- [WRITTEN PROBLEM]
Transcribe every line exactly and omit anything that is a picture.

- [TASK MATERIAL]
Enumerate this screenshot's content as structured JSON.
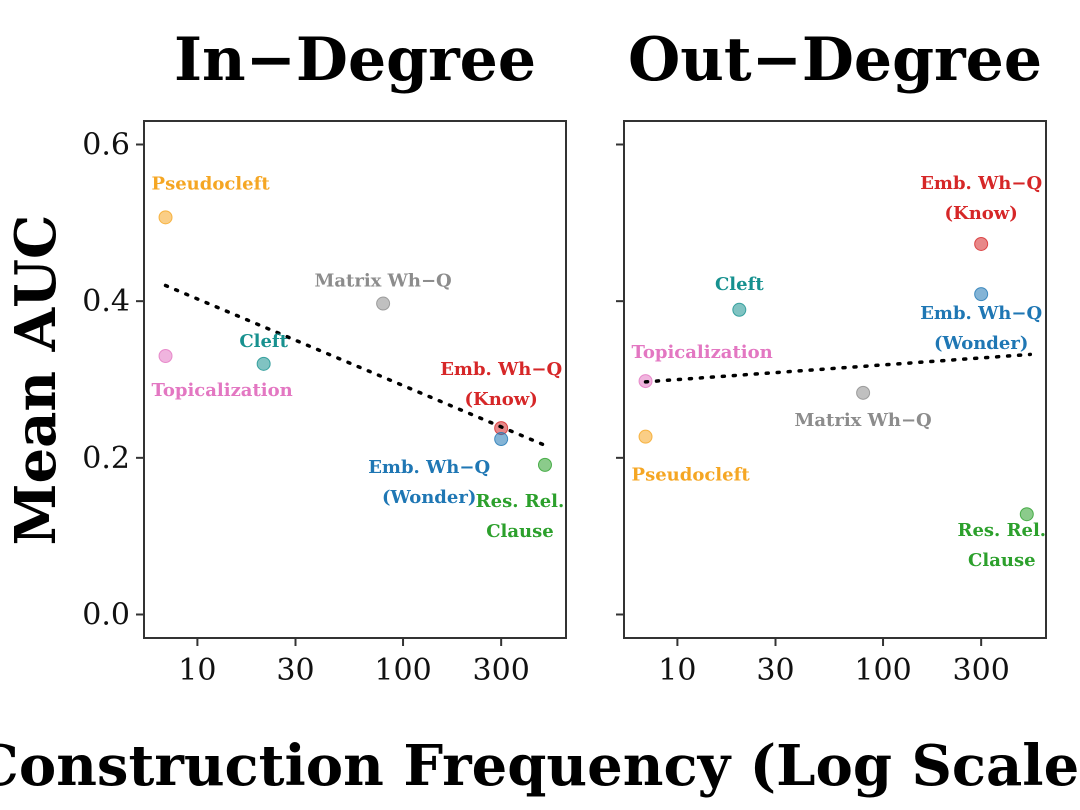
{
  "figure": {
    "ylabel": "Mean AUC",
    "xlabel": "Construction Frequency (Log Scale)"
  },
  "chart_data": [
    {
      "type": "scatter",
      "title": "In−Degree",
      "xscale": "log",
      "xlim": [
        5.5,
        620
      ],
      "ylim": [
        -0.03,
        0.63
      ],
      "xticks": [
        10,
        30,
        100,
        300
      ],
      "xtick_labels": [
        "10",
        "30",
        "100",
        "300"
      ],
      "yticks": [
        0.0,
        0.2,
        0.4,
        0.6
      ],
      "ytick_labels": [
        "0.0",
        "0.2",
        "0.4",
        "0.6"
      ],
      "trendline": {
        "style": "dotted",
        "x": [
          7,
          500
        ],
        "y": [
          0.42,
          0.215
        ]
      },
      "points": [
        {
          "name": "Pseudocleft",
          "x": 7,
          "y": 0.507,
          "color": "#f5a623",
          "label": [
            "Pseudocleft"
          ]
        },
        {
          "name": "Topicalization",
          "x": 7,
          "y": 0.33,
          "color": "#e377c2",
          "label": [
            "Topicalization"
          ]
        },
        {
          "name": "Cleft",
          "x": 21,
          "y": 0.32,
          "color": "#17918f",
          "label": [
            "Cleft"
          ]
        },
        {
          "name": "Matrix Wh-Q",
          "x": 80,
          "y": 0.397,
          "color": "#8c8c8c",
          "label": [
            "Matrix Wh−Q"
          ]
        },
        {
          "name": "Emb. Wh-Q (Know)",
          "x": 300,
          "y": 0.238,
          "color": "#d62728",
          "label": [
            "Emb. Wh−Q",
            "(Know)"
          ]
        },
        {
          "name": "Emb. Wh-Q (Wonder)",
          "x": 300,
          "y": 0.224,
          "color": "#1f77b4",
          "label": [
            "Emb. Wh−Q",
            "(Wonder)"
          ]
        },
        {
          "name": "Res. Rel. Clause",
          "x": 490,
          "y": 0.191,
          "color": "#2ca02c",
          "label": [
            "Res. Rel.",
            "Clause"
          ]
        }
      ]
    },
    {
      "type": "scatter",
      "title": "Out−Degree",
      "xscale": "log",
      "xlim": [
        5.5,
        620
      ],
      "ylim": [
        -0.03,
        0.63
      ],
      "xticks": [
        10,
        30,
        100,
        300
      ],
      "xtick_labels": [
        "10",
        "30",
        "100",
        "300"
      ],
      "yticks": [
        0.0,
        0.2,
        0.4,
        0.6
      ],
      "trendline": {
        "style": "dotted",
        "x": [
          7,
          520
        ],
        "y": [
          0.297,
          0.332
        ]
      },
      "points": [
        {
          "name": "Emb. Wh-Q (Know)",
          "x": 300,
          "y": 0.473,
          "color": "#d62728",
          "label": [
            "Emb. Wh−Q",
            "(Know)"
          ]
        },
        {
          "name": "Emb. Wh-Q (Wonder)",
          "x": 300,
          "y": 0.409,
          "color": "#1f77b4",
          "label": [
            "Emb. Wh−Q",
            "(Wonder)"
          ]
        },
        {
          "name": "Cleft",
          "x": 20,
          "y": 0.389,
          "color": "#17918f",
          "label": [
            "Cleft"
          ]
        },
        {
          "name": "Topicalization",
          "x": 7,
          "y": 0.298,
          "color": "#e377c2",
          "label": [
            "Topicalization"
          ]
        },
        {
          "name": "Matrix Wh-Q",
          "x": 80,
          "y": 0.283,
          "color": "#8c8c8c",
          "label": [
            "Matrix Wh−Q"
          ]
        },
        {
          "name": "Pseudocleft",
          "x": 7,
          "y": 0.227,
          "color": "#f5a623",
          "label": [
            "Pseudocleft"
          ]
        },
        {
          "name": "Res. Rel. Clause",
          "x": 500,
          "y": 0.128,
          "color": "#2ca02c",
          "label": [
            "Res. Rel.",
            "Clause"
          ]
        }
      ]
    }
  ]
}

- [WORKED SOLUTION]
Enumerate this screenshot's content as structured JSON.
{
  "figure": {
    "ylabel": "Mean AUC",
    "xlabel": "Construction Frequency (Log Scale)"
  },
  "chart_data": [
    {
      "type": "scatter",
      "title": "In−Degree",
      "xscale": "log",
      "xlim": [
        5.5,
        620
      ],
      "ylim": [
        -0.03,
        0.63
      ],
      "xticks": [
        10,
        30,
        100,
        300
      ],
      "xtick_labels": [
        "10",
        "30",
        "100",
        "300"
      ],
      "yticks": [
        0.0,
        0.2,
        0.4,
        0.6
      ],
      "ytick_labels": [
        "0.0",
        "0.2",
        "0.4",
        "0.6"
      ],
      "trendline": {
        "style": "dotted",
        "x": [
          7,
          500
        ],
        "y": [
          0.42,
          0.215
        ]
      },
      "points": [
        {
          "name": "Pseudocleft",
          "x": 7,
          "y": 0.507,
          "color": "#f5a623",
          "label": [
            "Pseudocleft"
          ]
        },
        {
          "name": "Topicalization",
          "x": 7,
          "y": 0.33,
          "color": "#e377c2",
          "label": [
            "Topicalization"
          ]
        },
        {
          "name": "Cleft",
          "x": 21,
          "y": 0.32,
          "color": "#17918f",
          "label": [
            "Cleft"
          ]
        },
        {
          "name": "Matrix Wh-Q",
          "x": 80,
          "y": 0.397,
          "color": "#8c8c8c",
          "label": [
            "Matrix Wh−Q"
          ]
        },
        {
          "name": "Emb. Wh-Q (Know)",
          "x": 300,
          "y": 0.238,
          "color": "#d62728",
          "label": [
            "Emb. Wh−Q",
            "(Know)"
          ]
        },
        {
          "name": "Emb. Wh-Q (Wonder)",
          "x": 300,
          "y": 0.224,
          "color": "#1f77b4",
          "label": [
            "Emb. Wh−Q",
            "(Wonder)"
          ]
        },
        {
          "name": "Res. Rel. Clause",
          "x": 490,
          "y": 0.191,
          "color": "#2ca02c",
          "label": [
            "Res. Rel.",
            "Clause"
          ]
        }
      ]
    },
    {
      "type": "scatter",
      "title": "Out−Degree",
      "xscale": "log",
      "xlim": [
        5.5,
        620
      ],
      "ylim": [
        -0.03,
        0.63
      ],
      "xticks": [
        10,
        30,
        100,
        300
      ],
      "xtick_labels": [
        "10",
        "30",
        "100",
        "300"
      ],
      "yticks": [
        0.0,
        0.2,
        0.4,
        0.6
      ],
      "trendline": {
        "style": "dotted",
        "x": [
          7,
          520
        ],
        "y": [
          0.297,
          0.332
        ]
      },
      "points": [
        {
          "name": "Emb. Wh-Q (Know)",
          "x": 300,
          "y": 0.473,
          "color": "#d62728",
          "label": [
            "Emb. Wh−Q",
            "(Know)"
          ]
        },
        {
          "name": "Emb. Wh-Q (Wonder)",
          "x": 300,
          "y": 0.409,
          "color": "#1f77b4",
          "label": [
            "Emb. Wh−Q",
            "(Wonder)"
          ]
        },
        {
          "name": "Cleft",
          "x": 20,
          "y": 0.389,
          "color": "#17918f",
          "label": [
            "Cleft"
          ]
        },
        {
          "name": "Topicalization",
          "x": 7,
          "y": 0.298,
          "color": "#e377c2",
          "label": [
            "Topicalization"
          ]
        },
        {
          "name": "Matrix Wh-Q",
          "x": 80,
          "y": 0.283,
          "color": "#8c8c8c",
          "label": [
            "Matrix Wh−Q"
          ]
        },
        {
          "name": "Pseudocleft",
          "x": 7,
          "y": 0.227,
          "color": "#f5a623",
          "label": [
            "Pseudocleft"
          ]
        },
        {
          "name": "Res. Rel. Clause",
          "x": 500,
          "y": 0.128,
          "color": "#2ca02c",
          "label": [
            "Res. Rel.",
            "Clause"
          ]
        }
      ]
    }
  ]
}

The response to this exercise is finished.